DIRECTIONS
Switch every "data-point" to "point-marker" in the part of the data that opens with the line containing "y-tick-label: 100 (164, 110, 206, 135)" and closes with the line containing "data-point (1237, 173, 1249, 185)". Keep everything else the same, and give back only those lines.

RECORDS SHOWN

--------

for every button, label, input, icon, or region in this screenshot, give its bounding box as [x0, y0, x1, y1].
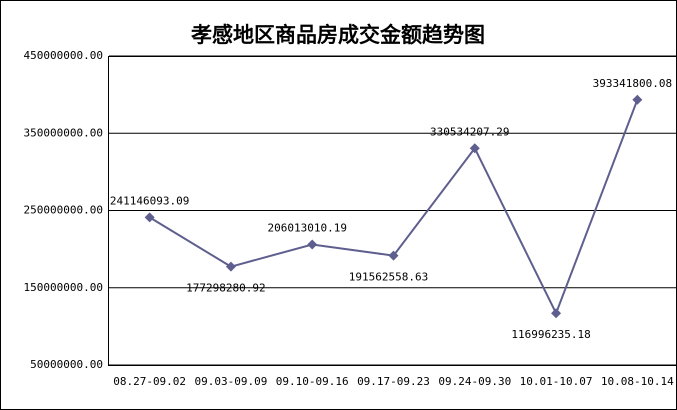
data-point — [144, 212, 155, 223]
y-tick-label: 50000000.00 — [30, 358, 103, 371]
data-label: 241146093.09 — [110, 194, 189, 207]
data-label: 191562558.63 — [349, 271, 428, 284]
data-point — [632, 94, 643, 105]
data-label: 330534207.29 — [430, 125, 509, 138]
y-tick-label: 450000000.00 — [24, 49, 103, 62]
data-point — [469, 143, 480, 154]
data-point — [307, 239, 318, 250]
x-tick-label: 09.10-09.16 — [276, 375, 349, 388]
x-tick-label: 09.24-09.30 — [438, 375, 511, 388]
data-label: 206013010.19 — [267, 221, 346, 234]
data-label: 116996235.18 — [511, 328, 590, 341]
y-tick-label: 150000000.00 — [24, 281, 103, 294]
x-tick-label: 10.08-10.14 — [601, 375, 674, 388]
x-tick-label: 10.01-10.07 — [520, 375, 593, 388]
x-tick-label: 09.03-09.09 — [194, 375, 267, 388]
data-point — [225, 261, 236, 272]
chart-title: 孝感地区商品房成交金额趋势图 — [191, 23, 485, 47]
data-label: 393341800.08 — [593, 77, 672, 90]
data-point — [551, 308, 562, 319]
x-tick-label: 09.17-09.23 — [357, 375, 430, 388]
x-tick-label: 08.27-09.02 — [113, 375, 186, 388]
y-tick-label: 350000000.00 — [24, 126, 103, 139]
y-tick-label: 250000000.00 — [24, 204, 103, 217]
data-label: 177298280.92 — [186, 282, 265, 295]
data-point — [388, 250, 399, 261]
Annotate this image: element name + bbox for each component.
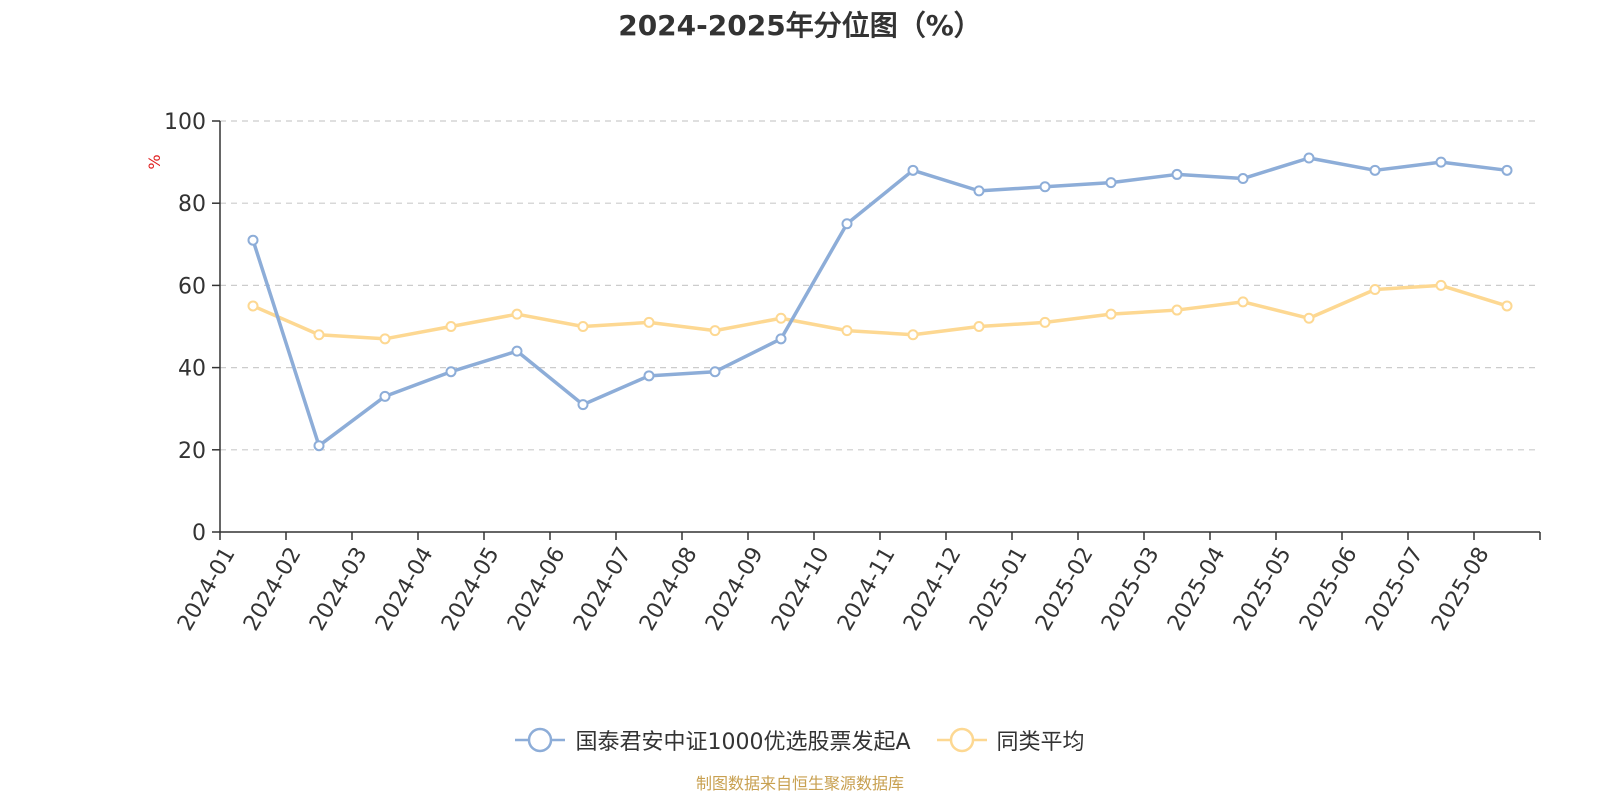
y-tick-label: 100 (164, 110, 206, 135)
data-point (313, 329, 325, 341)
data-point (1303, 152, 1315, 164)
data-point (775, 333, 787, 345)
y-tick-label: 80 (178, 192, 206, 217)
data-source-note: 制图数据来自恒生聚源数据库 (695, 774, 904, 793)
data-point (379, 390, 391, 402)
x-tick-label: 2024-07 (569, 543, 637, 635)
legend: 国泰君安中证1000优选股票发起A 同类平均 (0, 722, 1600, 758)
data-point (775, 312, 787, 324)
y-axis-unit-label: % (145, 154, 164, 169)
data-point (1237, 296, 1249, 308)
axis-layer: 0 20 40 60 80 100 2024-012024-022024-032024-04… (164, 110, 1541, 635)
data-point (1237, 173, 1249, 185)
x-tick-label: 2025-05 (1229, 543, 1297, 635)
data-point (1105, 177, 1117, 189)
x-tick-label: 2024-06 (503, 543, 571, 635)
x-tick-label: 2025-01 (965, 543, 1033, 635)
data-point (577, 321, 589, 332)
series-line-1 (251, 156, 1509, 448)
grid-layer (220, 120, 1540, 451)
data-point (973, 321, 985, 332)
legend-label: 国泰君安中证1000优选股票发起A (575, 730, 911, 755)
x-tick-label: 2024-03 (305, 543, 373, 635)
data-point (1303, 312, 1315, 324)
x-tick-label: 2024-08 (635, 543, 703, 635)
data-point (907, 164, 919, 176)
legend-marker-icon (515, 727, 566, 753)
data-point (1171, 304, 1183, 316)
x-tick-label: 2024-05 (437, 543, 505, 635)
data-point (1105, 308, 1117, 320)
data-point (1369, 284, 1381, 296)
data-point (841, 218, 853, 230)
data-point (973, 185, 985, 197)
y-tick-label: 60 (178, 274, 206, 299)
x-tick-label: 2025-08 (1427, 543, 1495, 635)
x-tick-label: 2024-04 (371, 543, 439, 635)
y-tick-label: 20 (178, 439, 206, 464)
data-point (511, 345, 523, 357)
legend-marker-circle (949, 727, 974, 753)
data-point (709, 325, 721, 337)
series-layer (247, 152, 1513, 452)
data-point (247, 300, 259, 312)
legend-label: 同类平均 (996, 730, 1085, 755)
data-point (313, 440, 325, 452)
data-point (1435, 156, 1447, 168)
x-tick-label: 2025-02 (1031, 543, 1099, 635)
x-tick-label: 2024-02 (239, 543, 307, 635)
data-point (1171, 168, 1183, 180)
data-point (445, 321, 457, 332)
data-point (709, 366, 721, 378)
legend-marker-circle (528, 727, 553, 753)
data-point (1501, 300, 1513, 312)
legend-item-1[interactable]: 国泰君安中证1000优选股票发起A (515, 724, 911, 756)
data-point (1435, 279, 1447, 291)
data-point (247, 234, 259, 246)
x-tick-label: 2024-11 (833, 543, 901, 635)
data-point (445, 366, 457, 378)
x-tick-label: 2024-09 (701, 543, 769, 635)
x-tick-label: 2025-03 (1097, 543, 1165, 635)
y-tick-label: 0 (192, 521, 206, 546)
x-tick-label: 2024-10 (767, 543, 835, 635)
data-point (841, 325, 853, 337)
chart-title: 2024-2025年分位图（%） (618, 9, 982, 42)
series-line-2 (251, 283, 1509, 341)
legend-item-2[interactable]: 同类平均 (936, 724, 1085, 756)
y-tick-label: 40 (178, 357, 206, 382)
x-tick-label: 2024-12 (899, 543, 967, 635)
data-point (643, 316, 655, 328)
data-point (643, 370, 655, 382)
data-point (577, 399, 589, 411)
data-point (1039, 181, 1051, 193)
legend-marker-icon (936, 727, 987, 753)
x-tick-label: 2025-04 (1163, 543, 1231, 635)
data-point (379, 333, 391, 345)
data-point (511, 308, 523, 320)
data-point (1501, 164, 1513, 176)
data-point (907, 329, 919, 341)
x-tick-label: 2025-06 (1295, 543, 1363, 635)
data-point (1369, 164, 1381, 176)
x-tick-label: 2024-01 (173, 543, 241, 635)
data-point (1039, 316, 1051, 328)
x-tick-label: 2025-07 (1361, 543, 1429, 635)
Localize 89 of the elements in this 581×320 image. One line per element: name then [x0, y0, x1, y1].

--------

COMPLETED EXERCISE
y-tick-label: 100 (164, 110, 206, 135)
point-marker (313, 329, 325, 341)
point-marker (1303, 152, 1315, 164)
point-marker (775, 333, 787, 345)
y-tick-label: 80 (178, 192, 206, 217)
data-source-note: 制图数据来自恒生聚源数据库 (695, 774, 904, 793)
point-marker (379, 390, 391, 402)
x-tick-label: 2024-07 (569, 543, 637, 635)
legend: 国泰君安中证1000优选股票发起A 同类平均 (0, 722, 1600, 758)
point-marker (775, 312, 787, 324)
y-axis-unit-label: % (145, 154, 164, 169)
point-marker (1237, 296, 1249, 308)
axis-layer: 0 20 40 60 80 100 2024-012024-022024-032024-04… (164, 110, 1541, 635)
point-marker (1237, 173, 1249, 185)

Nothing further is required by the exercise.